---------- Excerpt to read

Alibaba’s Gateway ’17 Opens New Doors to Chinese Market for Detroit Businesses

By Daniel Lai & Daniel A. Washington 

Alibaba Group Ltd.’s Gateway ’17 export conference held on June 20-21 at Cobo Center was the company’s first-ever event of its magnitude, attracting more than 3,000 businesses, entrepreneurs and media from 48 states, and many from the Detroit region.

“I cannot imagine a more fitting or welcoming place for our first Gateway event,” said Michael Evans, president of Alibaba Group, about the importance of Detroit during his opening remarks.

As a global leader in facilitating transactions and exchanges of goods and services for small businesses, entrepreneurs and consumers in China, Alibaba is looking to open new doors for businesses across the Midwest.

“Today I want to tell the people: If you miss the opportunity of selling products to China, you will miss the opportunity, you will miss the future,” said Jack Ma, founder and executive chairman of Alibaba Group, in a conversation with PBS anchor Charlie Rose.

The opening ceremony included a surprise visit and remarks from local businessman Dan Gilbert, founder and chairman of Quicken Loans and Rock Ventures. Gilbert spoke briefly during a fireside chat with Lisa Ling, executive producer and host of “This is Life” on CNN.

“The truth is you can’t be afraid of failure in business,” Gilbert said. “You have to embrace it and all the opportunities afforded you to be successful – if you don’t you will never gain wealth.”

The conference included several keynotes and remarks from local and national figures, including:  Lt. Gov. Brian Calley, Detroit Mayor Mike Duggan, Camping World and Good Sam Enterprises CEO Marcus Lemonis, UPS CEO David Abney,and many more.

View highlights from the Conference here.

Alibaba Founder Jack Ma: The Future Belongs to Small Businesses

The future belongs to small businesses that are flexible enough to embrace e-commerce, Jack Ma, founder and executive chairman of Alibaba Group, predicted during a poignant keynote address at the Gateway ’17 export forum in Detroit.

Ma told the standing room-only crowd that the dominance of giant companies is declining as more small companies can cheaply and easily market their services on the internet.

“The internet is the opportunity of a lifetime for small businesses,” Ma said.

Customers that were once out of reach for startups that lacked the capital or know-how to expand is no longer an obstacle for those who have the will to learn how to move beyond their local market.

“If you believe it, you can make it happen,” he said, adding that customers are more interested in products and companies that cater specifically to their needs versus standardization.

And China is a willing market.

Rattling off statistic after statistic, Ma said 200 million Chinese customers a day purchase goods on their phones and Alibaba currently ships more than 60 million packages a day. He expects that number to increase to 1 billion packages in less than 10 years.

--------------------

▶ _Stated problem A_: Convert the records, starting at their first line and ending at the line that contains "card-hours: M-F 6am-7pm: [774, 412, 829, 421]", into a JSON list of strings with one string per line and any blank lines dropped.
The records come from a separate source and have nothing to do with the Alibaba article.

---------- Records provided

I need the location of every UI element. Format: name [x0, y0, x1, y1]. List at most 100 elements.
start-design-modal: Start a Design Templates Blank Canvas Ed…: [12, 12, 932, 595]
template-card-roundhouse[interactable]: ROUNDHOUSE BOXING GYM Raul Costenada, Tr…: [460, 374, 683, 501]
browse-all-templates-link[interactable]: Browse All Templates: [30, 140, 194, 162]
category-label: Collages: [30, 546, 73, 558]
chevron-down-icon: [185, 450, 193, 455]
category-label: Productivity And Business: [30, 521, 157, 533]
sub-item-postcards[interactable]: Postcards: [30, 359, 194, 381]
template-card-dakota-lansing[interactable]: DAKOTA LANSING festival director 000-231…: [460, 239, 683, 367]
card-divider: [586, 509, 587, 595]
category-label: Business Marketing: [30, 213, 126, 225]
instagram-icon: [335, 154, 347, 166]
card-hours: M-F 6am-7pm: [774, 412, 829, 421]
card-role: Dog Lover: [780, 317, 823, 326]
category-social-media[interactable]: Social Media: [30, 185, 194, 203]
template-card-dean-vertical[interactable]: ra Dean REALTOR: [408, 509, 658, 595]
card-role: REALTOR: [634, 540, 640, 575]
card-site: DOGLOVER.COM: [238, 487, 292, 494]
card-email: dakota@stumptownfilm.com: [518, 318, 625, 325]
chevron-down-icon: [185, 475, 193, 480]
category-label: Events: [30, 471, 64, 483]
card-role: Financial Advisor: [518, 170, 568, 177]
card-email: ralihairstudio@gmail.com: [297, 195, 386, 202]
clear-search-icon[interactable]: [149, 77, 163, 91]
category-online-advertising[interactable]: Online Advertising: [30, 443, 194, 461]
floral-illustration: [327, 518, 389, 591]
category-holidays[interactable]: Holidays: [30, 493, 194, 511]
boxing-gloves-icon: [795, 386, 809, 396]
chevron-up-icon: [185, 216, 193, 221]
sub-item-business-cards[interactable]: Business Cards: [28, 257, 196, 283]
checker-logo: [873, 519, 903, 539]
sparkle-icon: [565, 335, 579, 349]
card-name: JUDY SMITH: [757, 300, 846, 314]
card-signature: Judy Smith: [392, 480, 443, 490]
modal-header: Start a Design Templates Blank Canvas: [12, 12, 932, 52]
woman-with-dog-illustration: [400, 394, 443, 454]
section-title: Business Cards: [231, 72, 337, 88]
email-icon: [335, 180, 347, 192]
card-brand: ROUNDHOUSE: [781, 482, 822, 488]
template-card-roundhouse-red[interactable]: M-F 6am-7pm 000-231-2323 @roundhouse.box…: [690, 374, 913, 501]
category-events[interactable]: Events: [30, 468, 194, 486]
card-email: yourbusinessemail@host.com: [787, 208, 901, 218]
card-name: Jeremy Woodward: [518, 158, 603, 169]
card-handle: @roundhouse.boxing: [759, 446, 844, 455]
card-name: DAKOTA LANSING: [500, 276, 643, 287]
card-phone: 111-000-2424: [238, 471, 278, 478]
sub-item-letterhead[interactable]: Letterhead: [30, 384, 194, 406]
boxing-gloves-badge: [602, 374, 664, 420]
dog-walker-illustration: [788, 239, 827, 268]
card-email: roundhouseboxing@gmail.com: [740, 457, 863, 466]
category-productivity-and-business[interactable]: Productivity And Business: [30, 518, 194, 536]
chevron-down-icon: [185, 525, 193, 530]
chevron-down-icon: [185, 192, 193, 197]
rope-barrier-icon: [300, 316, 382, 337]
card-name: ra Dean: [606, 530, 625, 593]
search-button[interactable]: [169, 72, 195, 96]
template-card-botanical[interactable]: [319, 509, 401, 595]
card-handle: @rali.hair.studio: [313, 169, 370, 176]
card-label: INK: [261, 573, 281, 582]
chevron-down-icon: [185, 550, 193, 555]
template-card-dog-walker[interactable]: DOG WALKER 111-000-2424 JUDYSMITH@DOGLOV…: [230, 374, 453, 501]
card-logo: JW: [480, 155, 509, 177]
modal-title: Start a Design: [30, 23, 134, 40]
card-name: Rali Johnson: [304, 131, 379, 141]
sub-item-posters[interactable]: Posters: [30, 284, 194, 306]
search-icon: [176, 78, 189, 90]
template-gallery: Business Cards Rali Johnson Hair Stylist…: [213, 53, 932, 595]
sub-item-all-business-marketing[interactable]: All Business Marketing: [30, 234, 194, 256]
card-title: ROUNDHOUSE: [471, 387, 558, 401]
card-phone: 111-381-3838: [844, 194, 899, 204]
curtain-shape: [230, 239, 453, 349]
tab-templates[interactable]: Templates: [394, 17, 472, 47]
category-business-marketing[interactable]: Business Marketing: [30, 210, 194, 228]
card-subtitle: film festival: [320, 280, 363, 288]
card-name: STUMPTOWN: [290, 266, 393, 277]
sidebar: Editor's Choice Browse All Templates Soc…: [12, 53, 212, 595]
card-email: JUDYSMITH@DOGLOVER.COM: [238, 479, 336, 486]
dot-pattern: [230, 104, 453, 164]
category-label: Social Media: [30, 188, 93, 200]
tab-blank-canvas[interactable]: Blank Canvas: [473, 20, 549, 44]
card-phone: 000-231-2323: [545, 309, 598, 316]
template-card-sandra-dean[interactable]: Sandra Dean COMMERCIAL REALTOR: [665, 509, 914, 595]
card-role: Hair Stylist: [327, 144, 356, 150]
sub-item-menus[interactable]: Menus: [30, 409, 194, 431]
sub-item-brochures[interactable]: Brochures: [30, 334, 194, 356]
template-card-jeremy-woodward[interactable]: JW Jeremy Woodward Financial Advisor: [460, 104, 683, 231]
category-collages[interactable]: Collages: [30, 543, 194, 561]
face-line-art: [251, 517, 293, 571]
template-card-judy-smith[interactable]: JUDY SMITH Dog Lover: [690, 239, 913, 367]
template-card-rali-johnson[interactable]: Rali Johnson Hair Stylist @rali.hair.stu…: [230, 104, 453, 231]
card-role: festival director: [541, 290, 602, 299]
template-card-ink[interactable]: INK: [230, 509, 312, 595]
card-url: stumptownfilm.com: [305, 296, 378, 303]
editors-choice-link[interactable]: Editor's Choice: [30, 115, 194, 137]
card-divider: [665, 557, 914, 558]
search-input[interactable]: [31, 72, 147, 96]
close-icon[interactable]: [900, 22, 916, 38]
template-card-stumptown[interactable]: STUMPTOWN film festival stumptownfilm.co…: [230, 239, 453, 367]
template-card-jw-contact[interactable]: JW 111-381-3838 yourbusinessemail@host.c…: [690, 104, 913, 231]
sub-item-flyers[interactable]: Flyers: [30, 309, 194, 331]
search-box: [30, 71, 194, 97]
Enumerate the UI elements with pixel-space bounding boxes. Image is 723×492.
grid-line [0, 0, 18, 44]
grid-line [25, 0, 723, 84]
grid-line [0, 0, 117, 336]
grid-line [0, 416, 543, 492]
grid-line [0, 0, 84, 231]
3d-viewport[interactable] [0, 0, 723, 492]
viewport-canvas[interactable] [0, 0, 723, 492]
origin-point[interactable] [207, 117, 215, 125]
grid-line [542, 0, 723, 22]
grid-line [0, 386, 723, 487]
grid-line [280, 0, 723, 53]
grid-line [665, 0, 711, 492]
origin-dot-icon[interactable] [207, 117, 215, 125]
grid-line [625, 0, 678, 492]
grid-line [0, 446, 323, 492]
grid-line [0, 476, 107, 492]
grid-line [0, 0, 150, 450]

--------------------

▶ _Stated problem B_: Carry on the article about Alibaba's Gateway '17 conference in Detroit from the point where it stops.

▶ _Task response A_:
[
  "I need the location of every UI element. Format: name [x0, y0, x1, y1]. List at most 100 elements.",
  "start-design-modal: Start a Design Templates Blank Canvas Ed…: [12, 12, 932, 595]",
  "template-card-roundhouse[interactable]: ROUNDHOUSE BOXING GYM Raul Costenada, Tr…: [460, 374, 683, 501]",
  "browse-all-templates-link[interactable]: Browse All Templates: [30, 140, 194, 162]",
  "category-label: Collages: [30, 546, 73, 558]",
  "chevron-down-icon: [185, 450, 193, 455]",
  "category-label: Productivity And Business: [30, 521, 157, 533]",
  "sub-item-postcards[interactable]: Postcards: [30, 359, 194, 381]",
  "template-card-dakota-lansing[interactable]: DAKOTA LANSING festival director 000-231…: [460, 239, 683, 367]",
  "card-divider: [586, 509, 587, 595]",
  "category-label: Business Marketing: [30, 213, 126, 225]",
  "instagram-icon: [335, 154, 347, 166]",
  "card-hours: M-F 6am-7pm: [774, 412, 829, 421]"
]

▶ _Task response B_:
“Imagine the possibilities for American businesses and jobs,” he said. “Don’t ignore China as we shift from an export country to an import country. In the next decade, China’s middle class will increase to 500-600 million and with that, the demand for quality American products will be huge.”

So how does one tap into the Chinese market?

That is where companies like Alibaba and other e-commerce platforms come into play, Ma said.

The website currently has more than 7,000 U.S. companies selling products to China. Ma said he would like to increase that number to 1 million in the next five years. Doing so requires rapid adoption of new technology and a willingness to loosen restrictions in border-to-border trade.

“Think of us as a virtual mall with nearly half a billion shoppers buying from sellers that operate their own online storefronts. We are already a gateway for thousands of global brands, retailers and companies to sell to Chinese consumers,” Ma said.

Ma has traveled the world meeting with top government leaders to drive home his message that small businesses should lead globalization while also encouraging the creation of free trade zones specifically for those businesses.

Turning his attention to the business owners in the room, Ma also acknowledged that the road ahead for entrepreneurs is not without its own challenges. He himself experienced the heartache of rejection from venture capitalists, nearly leading his company to bankruptcy before finding success. Even at a young age, Ma said his applications to work for companies like KFC and to attend college at Harvard University were rejected. Still, he persisted.

Drawing on those lessons, Ma offered his advice for business success:

  • Believe in the future
  • Love your customer
  • Have a vision and hire smart individuals who believe in that vision
  • Focus on good products and customer service
  • Stay focused

He also offered a warning to those companies who have not caught up to the digital race:

“We are in the midst of the next technological revolution. Pay attention to the next 30 years. The companies that make the best use of the internet will win,” he said.

For more information on tapping into the Chinese market, visit www.alizila.com.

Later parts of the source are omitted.